** What the exercise asks **
Make an exact copy of the records, dropping all pictures.
▼▼▼
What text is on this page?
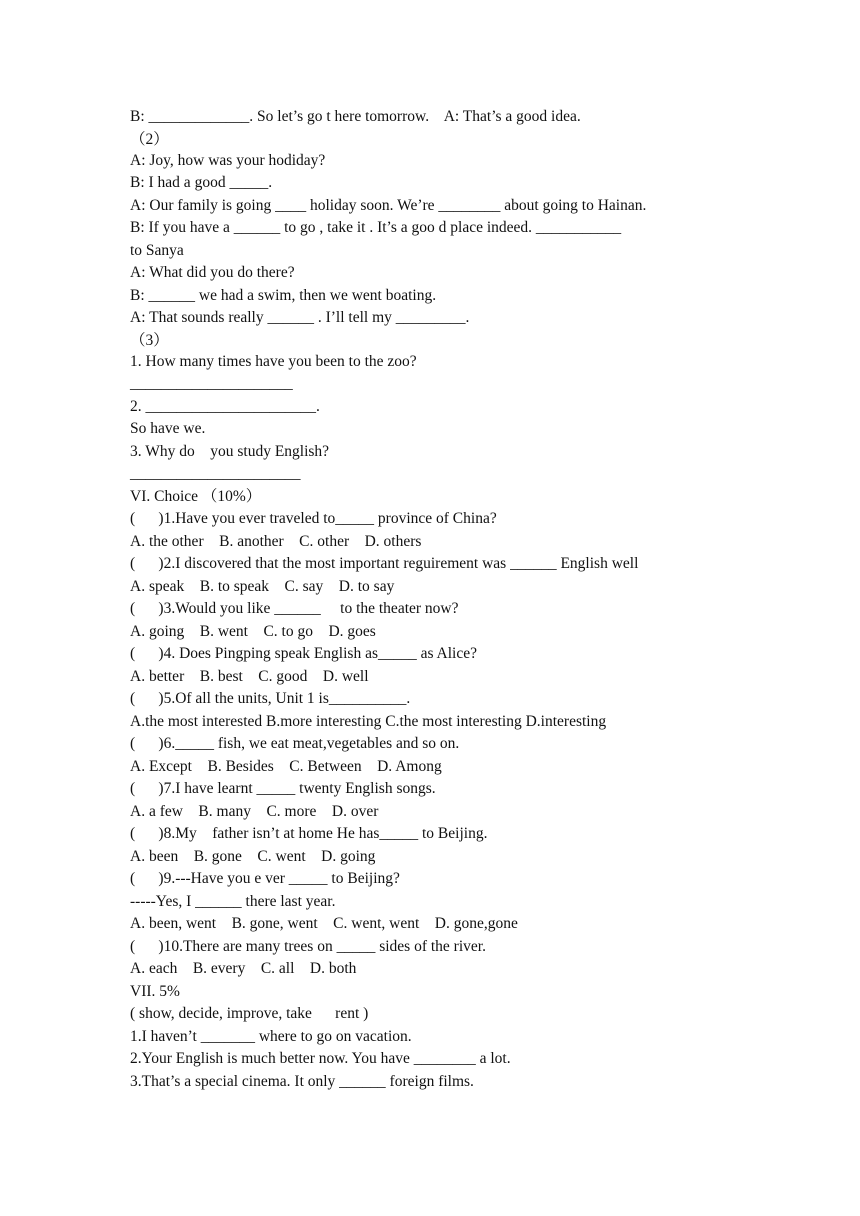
B: _____________. So let’s go t here tomorrow.    A: That’s a good idea.
（2）
A: Joy, how was your hodiday?
B: I had a good _____.
A: Our family is going ____ holiday soon. We’re ________ about going to Hainan.
B: If you have a ______ to go , take it . It’s a goo d place indeed. ___________
to Sanya
A: What did you do there?
B: ______ we had a swim, then we went boating.
A: That sounds really ______ . I’ll tell my _________.
（3）
1. How many times have you been to the zoo?
_____________________
2. ______________________.
So have we.
3. Why do    you study English?
______________________
VI. Choice （10%）
(      )1.Have you ever traveled to_____ province of China?
A. the other    B. another    C. other    D. others
(      )2.I discovered that the most important reguirement was ______ English well
A. speak    B. to speak    C. say    D. to say
(      )3.Would you like ______     to the theater now?
A. going    B. went    C. to go    D. goes
(      )4. Does Pingping speak English as_____ as Alice?
A. better    B. best    C. good    D. well
(      )5.Of all the units, Unit 1 is__________.
A.the most interested B.more interesting C.the most interesting D.interesting
(      )6._____ fish, we eat meat,vegetables and so on.
A. Except    B. Besides    C. Between    D. Among
(      )7.I have learnt _____ twenty English songs.
A. a few    B. many    C. more    D. over
(      )8.My    father isn’t at home He has_____ to Beijing.
A. been    B. gone    C. went    D. going
(      )9.---Have you e ver _____ to Beijing?
-----Yes, I ______ there last year.
A. been, went    B. gone, went    C. went, went    D. gone,gone
(      )10.There are many trees on _____ sides of the river.
A. each    B. every    C. all    D. both
VII. 5%
( show, decide, improve, take      rent )
1.I haven’t _______ where to go on vacation.
2.Your English is much better now. You have ________ a lot.
3.That’s a special cinema. It only ______ foreign films.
▲▲▲
** Complete output **
What text is on this page?
B: _____________. So let’s go t here tomorrow.    A: That’s a good idea.
（2）
A: Joy, how was your hodiday?
B: I had a good _____.
A: Our family is going ____ holiday soon. We’re ________ about going to Hainan.
B: If you have a ______ to go , take it . It’s a goo d place indeed. ___________
to Sanya
A: What did you do there?
B: ______ we had a swim, then we went boating.
A: That sounds really ______ . I’ll tell my _________.
（3）
1. How many times have you been to the zoo?
_____________________
2. ______________________.
So have we.
3. Why do    you study English?
______________________
VI. Choice （10%）
(      )1.Have you ever traveled to_____ province of China?
A. the other    B. another    C. other    D. others
(      )2.I discovered that the most important reguirement was ______ English well
A. speak    B. to speak    C. say    D. to say
(      )3.Would you like ______     to the theater now?
A. going    B. went    C. to go    D. goes
(      )4. Does Pingping speak English as_____ as Alice?
A. better    B. best    C. good    D. well
(      )5.Of all the units, Unit 1 is__________.
A.the most interested B.more interesting C.the most interesting D.interesting
(      )6._____ fish, we eat meat,vegetables and so on.
A. Except    B. Besides    C. Between    D. Among
(      )7.I have learnt _____ twenty English songs.
A. a few    B. many    C. more    D. over
(      )8.My    father isn’t at home He has_____ to Beijing.
A. been    B. gone    C. went    D. going
(      )9.---Have you e ver _____ to Beijing?
-----Yes, I ______ there last year.
A. been, went    B. gone, went    C. went, went    D. gone,gone
(      )10.There are many trees on _____ sides of the river.
A. each    B. every    C. all    D. both
VII. 5%
( show, decide, improve, take      rent )
1.I haven’t _______ where to go on vacation.
2.Your English is much better now. You have ________ a lot.
3.That’s a special cinema. It only ______ foreign films.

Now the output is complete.